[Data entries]
------------------------------
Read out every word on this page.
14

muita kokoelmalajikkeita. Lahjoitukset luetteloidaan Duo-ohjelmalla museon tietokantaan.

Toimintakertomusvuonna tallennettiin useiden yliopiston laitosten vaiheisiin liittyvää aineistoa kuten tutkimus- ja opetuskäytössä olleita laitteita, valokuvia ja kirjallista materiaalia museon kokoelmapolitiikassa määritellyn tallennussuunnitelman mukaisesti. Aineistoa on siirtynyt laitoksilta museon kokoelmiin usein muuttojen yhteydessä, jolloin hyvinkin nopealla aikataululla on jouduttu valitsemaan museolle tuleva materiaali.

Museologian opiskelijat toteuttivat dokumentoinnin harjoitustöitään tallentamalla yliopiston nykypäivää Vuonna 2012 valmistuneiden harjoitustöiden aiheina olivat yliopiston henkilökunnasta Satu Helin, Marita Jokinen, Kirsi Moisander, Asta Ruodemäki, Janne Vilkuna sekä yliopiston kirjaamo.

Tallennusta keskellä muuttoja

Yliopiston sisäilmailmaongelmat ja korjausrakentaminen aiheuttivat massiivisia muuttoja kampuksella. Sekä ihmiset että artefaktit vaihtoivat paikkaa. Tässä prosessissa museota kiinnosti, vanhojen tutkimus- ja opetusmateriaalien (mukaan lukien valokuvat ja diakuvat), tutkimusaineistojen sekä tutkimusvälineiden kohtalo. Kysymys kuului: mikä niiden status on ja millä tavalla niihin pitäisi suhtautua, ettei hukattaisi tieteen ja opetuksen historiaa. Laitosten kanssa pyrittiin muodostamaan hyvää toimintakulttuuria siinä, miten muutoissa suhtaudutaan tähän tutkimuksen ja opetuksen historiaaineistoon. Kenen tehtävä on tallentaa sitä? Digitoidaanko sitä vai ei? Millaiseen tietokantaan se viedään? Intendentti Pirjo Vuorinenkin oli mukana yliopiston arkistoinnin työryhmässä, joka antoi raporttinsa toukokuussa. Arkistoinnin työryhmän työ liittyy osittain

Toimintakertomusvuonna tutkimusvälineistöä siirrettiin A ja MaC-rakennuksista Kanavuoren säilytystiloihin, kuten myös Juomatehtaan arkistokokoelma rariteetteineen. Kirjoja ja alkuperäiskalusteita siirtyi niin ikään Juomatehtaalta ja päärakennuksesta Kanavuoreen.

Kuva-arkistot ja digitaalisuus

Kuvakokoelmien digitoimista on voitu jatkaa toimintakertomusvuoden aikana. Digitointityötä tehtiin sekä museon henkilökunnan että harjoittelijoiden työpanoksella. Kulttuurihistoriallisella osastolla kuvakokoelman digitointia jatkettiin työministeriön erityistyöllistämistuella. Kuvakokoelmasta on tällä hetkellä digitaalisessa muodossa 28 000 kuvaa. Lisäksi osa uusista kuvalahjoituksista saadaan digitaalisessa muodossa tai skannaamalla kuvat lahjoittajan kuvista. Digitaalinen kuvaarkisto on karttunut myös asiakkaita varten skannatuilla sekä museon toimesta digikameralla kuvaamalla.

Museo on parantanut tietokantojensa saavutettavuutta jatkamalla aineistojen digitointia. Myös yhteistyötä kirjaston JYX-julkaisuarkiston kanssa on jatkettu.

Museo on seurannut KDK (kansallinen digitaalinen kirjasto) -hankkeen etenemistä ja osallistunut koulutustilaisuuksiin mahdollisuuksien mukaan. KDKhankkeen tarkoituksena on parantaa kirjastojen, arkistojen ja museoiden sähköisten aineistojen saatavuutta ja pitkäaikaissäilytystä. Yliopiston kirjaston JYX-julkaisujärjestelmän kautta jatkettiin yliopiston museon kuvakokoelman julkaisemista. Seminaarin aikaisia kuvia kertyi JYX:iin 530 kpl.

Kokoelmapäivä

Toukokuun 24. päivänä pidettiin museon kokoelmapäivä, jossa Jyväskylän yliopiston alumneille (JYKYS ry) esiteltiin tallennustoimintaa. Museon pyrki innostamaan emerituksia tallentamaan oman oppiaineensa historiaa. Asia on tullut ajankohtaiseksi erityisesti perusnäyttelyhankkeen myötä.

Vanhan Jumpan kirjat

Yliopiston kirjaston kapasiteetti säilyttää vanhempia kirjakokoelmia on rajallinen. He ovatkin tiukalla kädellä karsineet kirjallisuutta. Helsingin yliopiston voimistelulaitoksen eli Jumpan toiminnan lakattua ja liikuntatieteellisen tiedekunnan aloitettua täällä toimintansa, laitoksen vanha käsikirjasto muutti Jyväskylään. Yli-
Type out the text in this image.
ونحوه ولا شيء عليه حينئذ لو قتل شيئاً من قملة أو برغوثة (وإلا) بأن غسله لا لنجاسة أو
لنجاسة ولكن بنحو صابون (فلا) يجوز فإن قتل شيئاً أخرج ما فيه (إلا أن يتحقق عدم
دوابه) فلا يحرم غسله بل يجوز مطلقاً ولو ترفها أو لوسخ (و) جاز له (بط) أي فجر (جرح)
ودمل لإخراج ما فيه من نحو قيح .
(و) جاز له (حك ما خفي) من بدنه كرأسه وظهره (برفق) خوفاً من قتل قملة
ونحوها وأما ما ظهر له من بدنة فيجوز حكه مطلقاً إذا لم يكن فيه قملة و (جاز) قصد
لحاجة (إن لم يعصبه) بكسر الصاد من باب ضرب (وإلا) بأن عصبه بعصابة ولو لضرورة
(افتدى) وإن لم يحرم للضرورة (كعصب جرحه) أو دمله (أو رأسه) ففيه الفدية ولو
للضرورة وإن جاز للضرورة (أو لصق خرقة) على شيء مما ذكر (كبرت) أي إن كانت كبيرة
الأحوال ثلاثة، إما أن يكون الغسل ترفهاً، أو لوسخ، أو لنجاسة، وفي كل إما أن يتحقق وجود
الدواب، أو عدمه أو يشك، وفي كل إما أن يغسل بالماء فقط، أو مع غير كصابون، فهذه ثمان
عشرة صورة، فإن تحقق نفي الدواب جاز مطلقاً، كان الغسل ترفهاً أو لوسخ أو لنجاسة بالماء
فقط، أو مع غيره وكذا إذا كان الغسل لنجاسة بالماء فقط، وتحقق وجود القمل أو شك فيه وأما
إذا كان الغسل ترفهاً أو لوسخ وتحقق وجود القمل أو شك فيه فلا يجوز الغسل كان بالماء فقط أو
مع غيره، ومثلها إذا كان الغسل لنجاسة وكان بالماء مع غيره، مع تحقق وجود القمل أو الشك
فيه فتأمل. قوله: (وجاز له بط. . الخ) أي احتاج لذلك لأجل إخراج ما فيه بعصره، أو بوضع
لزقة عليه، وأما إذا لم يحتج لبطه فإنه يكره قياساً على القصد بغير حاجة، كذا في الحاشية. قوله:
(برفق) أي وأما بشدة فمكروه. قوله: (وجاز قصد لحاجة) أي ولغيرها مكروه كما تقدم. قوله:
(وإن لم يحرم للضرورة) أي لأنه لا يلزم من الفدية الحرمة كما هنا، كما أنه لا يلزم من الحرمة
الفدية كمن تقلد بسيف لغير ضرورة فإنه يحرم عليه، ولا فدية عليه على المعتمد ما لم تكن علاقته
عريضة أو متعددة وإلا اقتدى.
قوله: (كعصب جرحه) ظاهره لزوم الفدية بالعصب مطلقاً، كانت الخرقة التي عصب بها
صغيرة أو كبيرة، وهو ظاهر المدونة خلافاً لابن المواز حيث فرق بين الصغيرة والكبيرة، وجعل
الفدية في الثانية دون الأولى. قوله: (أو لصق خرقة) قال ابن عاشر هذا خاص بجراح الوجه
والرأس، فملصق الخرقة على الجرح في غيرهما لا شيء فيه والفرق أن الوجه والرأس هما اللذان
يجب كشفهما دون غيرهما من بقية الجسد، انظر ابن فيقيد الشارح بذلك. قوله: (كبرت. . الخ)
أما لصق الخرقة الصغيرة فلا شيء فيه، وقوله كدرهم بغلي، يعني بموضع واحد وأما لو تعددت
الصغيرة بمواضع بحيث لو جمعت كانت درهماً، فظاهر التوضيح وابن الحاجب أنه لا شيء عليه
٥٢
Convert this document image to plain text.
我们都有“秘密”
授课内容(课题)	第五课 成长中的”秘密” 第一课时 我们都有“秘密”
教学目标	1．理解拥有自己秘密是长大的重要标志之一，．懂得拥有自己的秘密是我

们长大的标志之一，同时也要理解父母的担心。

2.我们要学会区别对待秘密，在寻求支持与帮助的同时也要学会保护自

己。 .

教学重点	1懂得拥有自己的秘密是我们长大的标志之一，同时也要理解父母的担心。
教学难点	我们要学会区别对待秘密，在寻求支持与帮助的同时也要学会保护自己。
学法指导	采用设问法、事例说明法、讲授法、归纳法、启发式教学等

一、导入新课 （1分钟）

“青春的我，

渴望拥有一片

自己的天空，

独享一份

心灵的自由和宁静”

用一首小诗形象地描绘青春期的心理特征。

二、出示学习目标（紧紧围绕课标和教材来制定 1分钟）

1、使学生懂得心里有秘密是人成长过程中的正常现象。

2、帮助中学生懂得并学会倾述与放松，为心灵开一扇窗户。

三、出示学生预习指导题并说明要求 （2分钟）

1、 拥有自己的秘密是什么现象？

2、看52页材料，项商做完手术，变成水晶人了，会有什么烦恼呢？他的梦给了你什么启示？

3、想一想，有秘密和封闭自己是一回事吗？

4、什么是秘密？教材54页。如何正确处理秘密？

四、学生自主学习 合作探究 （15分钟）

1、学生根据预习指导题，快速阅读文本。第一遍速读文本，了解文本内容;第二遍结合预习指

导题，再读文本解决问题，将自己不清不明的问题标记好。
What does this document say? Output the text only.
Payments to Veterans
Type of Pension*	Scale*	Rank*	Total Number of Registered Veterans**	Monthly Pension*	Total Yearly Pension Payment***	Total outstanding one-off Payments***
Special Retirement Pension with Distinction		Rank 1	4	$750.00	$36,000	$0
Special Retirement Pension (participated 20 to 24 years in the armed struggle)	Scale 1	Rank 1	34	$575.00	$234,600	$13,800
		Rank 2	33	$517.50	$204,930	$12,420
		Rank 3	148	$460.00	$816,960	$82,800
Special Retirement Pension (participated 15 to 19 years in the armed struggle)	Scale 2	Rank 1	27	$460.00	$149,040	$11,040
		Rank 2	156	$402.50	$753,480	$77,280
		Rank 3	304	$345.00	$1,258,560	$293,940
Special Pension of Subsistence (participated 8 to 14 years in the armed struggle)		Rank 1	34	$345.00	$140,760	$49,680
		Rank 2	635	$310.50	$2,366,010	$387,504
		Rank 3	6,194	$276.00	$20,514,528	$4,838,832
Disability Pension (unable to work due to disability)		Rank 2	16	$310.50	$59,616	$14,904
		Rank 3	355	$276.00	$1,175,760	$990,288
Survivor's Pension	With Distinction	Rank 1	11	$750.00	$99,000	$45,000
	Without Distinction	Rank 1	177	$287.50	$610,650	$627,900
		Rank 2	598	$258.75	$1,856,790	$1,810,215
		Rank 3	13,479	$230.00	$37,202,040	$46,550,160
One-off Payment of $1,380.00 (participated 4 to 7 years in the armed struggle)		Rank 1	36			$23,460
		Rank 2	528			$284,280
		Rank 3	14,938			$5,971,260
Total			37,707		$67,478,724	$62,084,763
------------------------------
**WHAT YOU ARE ASKED TO DO:** Your answer should consist only of the lines from the one with "What does this" through the end of the data above, reproduced exactly.

**FINAL ANSWER:**
What does this document say? Output the text only.
Payments to Veterans
Type of Pension*	Scale*	Rank*	Total Number of Registered Veterans**	Monthly Pension*	Total Yearly Pension Payment***	Total outstanding one-off Payments***
Special Retirement Pension with Distinction		Rank 1	4	$750.00	$36,000	$0
Special Retirement Pension (participated 20 to 24 years in the armed struggle)	Scale 1	Rank 1	34	$575.00	$234,600	$13,800
		Rank 2	33	$517.50	$204,930	$12,420
		Rank 3	148	$460.00	$816,960	$82,800
Special Retirement Pension (participated 15 to 19 years in the armed struggle)	Scale 2	Rank 1	27	$460.00	$149,040	$11,040
		Rank 2	156	$402.50	$753,480	$77,280
		Rank 3	304	$345.00	$1,258,560	$293,940
Special Pension of Subsistence (participated 8 to 14 years in the armed struggle)		Rank 1	34	$345.00	$140,760	$49,680
		Rank 2	635	$310.50	$2,366,010	$387,504
		Rank 3	6,194	$276.00	$20,514,528	$4,838,832
Disability Pension (unable to work due to disability)		Rank 2	16	$310.50	$59,616	$14,904
		Rank 3	355	$276.00	$1,175,760	$990,288
Survivor's Pension	With Distinction	Rank 1	11	$750.00	$99,000	$45,000
	Without Distinction	Rank 1	177	$287.50	$610,650	$627,900
		Rank 2	598	$258.75	$1,856,790	$1,810,215
		Rank 3	13,479	$230.00	$37,202,040	$46,550,160
One-off Payment of $1,380.00 (participated 4 to 7 years in the armed struggle)		Rank 1	36			$23,460
		Rank 2	528			$284,280
		Rank 3	14,938			$5,971,260
Total			37,707		$67,478,724	$62,084,763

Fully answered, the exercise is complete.